### Requirements
Give back the whole listing exactly as shown.

### Records shown
----------

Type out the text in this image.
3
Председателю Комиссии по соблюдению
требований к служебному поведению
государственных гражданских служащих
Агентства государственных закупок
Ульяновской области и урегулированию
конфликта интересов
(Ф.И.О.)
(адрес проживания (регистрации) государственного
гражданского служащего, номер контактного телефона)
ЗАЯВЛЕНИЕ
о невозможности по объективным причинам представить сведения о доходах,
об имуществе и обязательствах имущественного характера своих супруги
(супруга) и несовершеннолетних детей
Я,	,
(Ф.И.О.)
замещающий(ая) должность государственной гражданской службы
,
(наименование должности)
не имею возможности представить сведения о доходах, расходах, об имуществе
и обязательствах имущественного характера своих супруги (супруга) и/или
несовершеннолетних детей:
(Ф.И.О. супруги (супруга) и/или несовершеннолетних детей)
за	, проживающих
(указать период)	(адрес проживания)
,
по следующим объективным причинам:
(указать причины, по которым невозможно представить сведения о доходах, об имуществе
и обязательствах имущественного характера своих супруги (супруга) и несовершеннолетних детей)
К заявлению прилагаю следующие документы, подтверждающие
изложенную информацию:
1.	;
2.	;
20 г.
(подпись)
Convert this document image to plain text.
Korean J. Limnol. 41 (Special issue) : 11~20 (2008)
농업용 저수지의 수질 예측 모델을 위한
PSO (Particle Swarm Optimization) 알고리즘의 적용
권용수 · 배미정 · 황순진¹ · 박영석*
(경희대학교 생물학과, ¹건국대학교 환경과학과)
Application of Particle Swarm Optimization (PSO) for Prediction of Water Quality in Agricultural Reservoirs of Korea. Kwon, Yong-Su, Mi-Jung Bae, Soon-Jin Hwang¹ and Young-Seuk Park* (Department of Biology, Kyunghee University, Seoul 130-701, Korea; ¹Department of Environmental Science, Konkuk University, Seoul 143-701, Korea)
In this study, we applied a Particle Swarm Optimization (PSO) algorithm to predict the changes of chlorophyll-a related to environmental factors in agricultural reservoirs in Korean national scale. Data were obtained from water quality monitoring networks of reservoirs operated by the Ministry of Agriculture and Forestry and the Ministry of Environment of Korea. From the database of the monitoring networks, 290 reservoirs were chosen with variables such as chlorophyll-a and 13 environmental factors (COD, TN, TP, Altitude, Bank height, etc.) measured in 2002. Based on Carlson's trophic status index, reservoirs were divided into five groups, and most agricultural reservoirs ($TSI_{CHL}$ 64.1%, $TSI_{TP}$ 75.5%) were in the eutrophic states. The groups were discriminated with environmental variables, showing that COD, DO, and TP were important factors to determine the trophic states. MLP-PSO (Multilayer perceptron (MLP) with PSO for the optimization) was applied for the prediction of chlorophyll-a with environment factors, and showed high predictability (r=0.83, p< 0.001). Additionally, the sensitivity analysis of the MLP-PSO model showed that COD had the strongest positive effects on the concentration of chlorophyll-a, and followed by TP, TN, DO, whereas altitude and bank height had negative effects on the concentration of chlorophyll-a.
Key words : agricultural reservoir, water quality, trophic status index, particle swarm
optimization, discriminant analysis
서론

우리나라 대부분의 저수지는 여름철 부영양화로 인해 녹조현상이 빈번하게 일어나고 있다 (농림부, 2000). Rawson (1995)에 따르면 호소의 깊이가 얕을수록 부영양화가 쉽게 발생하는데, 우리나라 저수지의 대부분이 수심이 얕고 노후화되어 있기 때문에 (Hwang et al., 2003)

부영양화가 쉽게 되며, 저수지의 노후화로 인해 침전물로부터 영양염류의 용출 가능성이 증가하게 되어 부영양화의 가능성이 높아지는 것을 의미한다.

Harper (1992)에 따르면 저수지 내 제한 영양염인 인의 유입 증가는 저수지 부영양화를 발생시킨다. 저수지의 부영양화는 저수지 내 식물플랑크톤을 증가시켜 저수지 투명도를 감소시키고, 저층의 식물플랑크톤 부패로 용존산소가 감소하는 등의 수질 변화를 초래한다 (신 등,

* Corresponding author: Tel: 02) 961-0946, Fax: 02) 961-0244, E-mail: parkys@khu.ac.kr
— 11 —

----------

### Exercise response
Type out the text in this image.
3
Председателю Комиссии по соблюдению
требований к служебному поведению
государственных гражданских служащих
Агентства государственных закупок
Ульяновской области и урегулированию
конфликта интересов
(Ф.И.О.)
(адрес проживания (регистрации) государственного
гражданского служащего, номер контактного телефона)
ЗАЯВЛЕНИЕ
о невозможности по объективным причинам представить сведения о доходах,
об имуществе и обязательствах имущественного характера своих супруги
(супруга) и несовершеннолетних детей
Я,	,
(Ф.И.О.)
замещающий(ая) должность государственной гражданской службы
,
(наименование должности)
не имею возможности представить сведения о доходах, расходах, об имуществе
и обязательствах имущественного характера своих супруги (супруга) и/или
несовершеннолетних детей:
(Ф.И.О. супруги (супруга) и/или несовершеннолетних детей)
за	, проживающих
(указать период)	(адрес проживания)
,
по следующим объективным причинам:
(указать причины, по которым невозможно представить сведения о доходах, об имуществе
и обязательствах имущественного характера своих супруги (супруга) и несовершеннолетних детей)
К заявлению прилагаю следующие документы, подтверждающие
изложенную информацию:
1.	;
2.	;
20 г.
(подпись)
Convert this document image to plain text.
Korean J. Limnol. 41 (Special issue) : 11~20 (2008)
농업용 저수지의 수질 예측 모델을 위한
PSO (Particle Swarm Optimization) 알고리즘의 적용
권용수 · 배미정 · 황순진¹ · 박영석*
(경희대학교 생물학과, ¹건국대학교 환경과학과)
Application of Particle Swarm Optimization (PSO) for Prediction of Water Quality in Agricultural Reservoirs of Korea. Kwon, Yong-Su, Mi-Jung Bae, Soon-Jin Hwang¹ and Young-Seuk Park* (Department of Biology, Kyunghee University, Seoul 130-701, Korea; ¹Department of Environmental Science, Konkuk University, Seoul 143-701, Korea)
In this study, we applied a Particle Swarm Optimization (PSO) algorithm to predict the changes of chlorophyll-a related to environmental factors in agricultural reservoirs in Korean national scale. Data were obtained from water quality monitoring networks of reservoirs operated by the Ministry of Agriculture and Forestry and the Ministry of Environment of Korea. From the database of the monitoring networks, 290 reservoirs were chosen with variables such as chlorophyll-a and 13 environmental factors (COD, TN, TP, Altitude, Bank height, etc.) measured in 2002. Based on Carlson's trophic status index, reservoirs were divided into five groups, and most agricultural reservoirs ($TSI_{CHL}$ 64.1%, $TSI_{TP}$ 75.5%) were in the eutrophic states. The groups were discriminated with environmental variables, showing that COD, DO, and TP were important factors to determine the trophic states. MLP-PSO (Multilayer perceptron (MLP) with PSO for the optimization) was applied for the prediction of chlorophyll-a with environment factors, and showed high predictability (r=0.83, p< 0.001). Additionally, the sensitivity analysis of the MLP-PSO model showed that COD had the strongest positive effects on the concentration of chlorophyll-a, and followed by TP, TN, DO, whereas altitude and bank height had negative effects on the concentration of chlorophyll-a.
Key words : agricultural reservoir, water quality, trophic status index, particle swarm
optimization, discriminant analysis
서론

우리나라 대부분의 저수지는 여름철 부영양화로 인해 녹조현상이 빈번하게 일어나고 있다 (농림부, 2000). Rawson (1995)에 따르면 호소의 깊이가 얕을수록 부영양화가 쉽게 발생하는데, 우리나라 저수지의 대부분이 수심이 얕고 노후화되어 있기 때문에 (Hwang et al., 2003)

부영양화가 쉽게 되며, 저수지의 노후화로 인해 침전물로부터 영양염류의 용출 가능성이 증가하게 되어 부영양화의 가능성이 높아지는 것을 의미한다.

Harper (1992)에 따르면 저수지 내 제한 영양염인 인의 유입 증가는 저수지 부영양화를 발생시킨다. 저수지의 부영양화는 저수지 내 식물플랑크톤을 증가시켜 저수지 투명도를 감소시키고, 저층의 식물플랑크톤 부패로 용존산소가 감소하는 등의 수질 변화를 초래한다 (신 등,

* Corresponding author: Tel: 02) 961-0946, Fax: 02) 961-0244, E-mail: parkys@khu.ac.kr
— 11 —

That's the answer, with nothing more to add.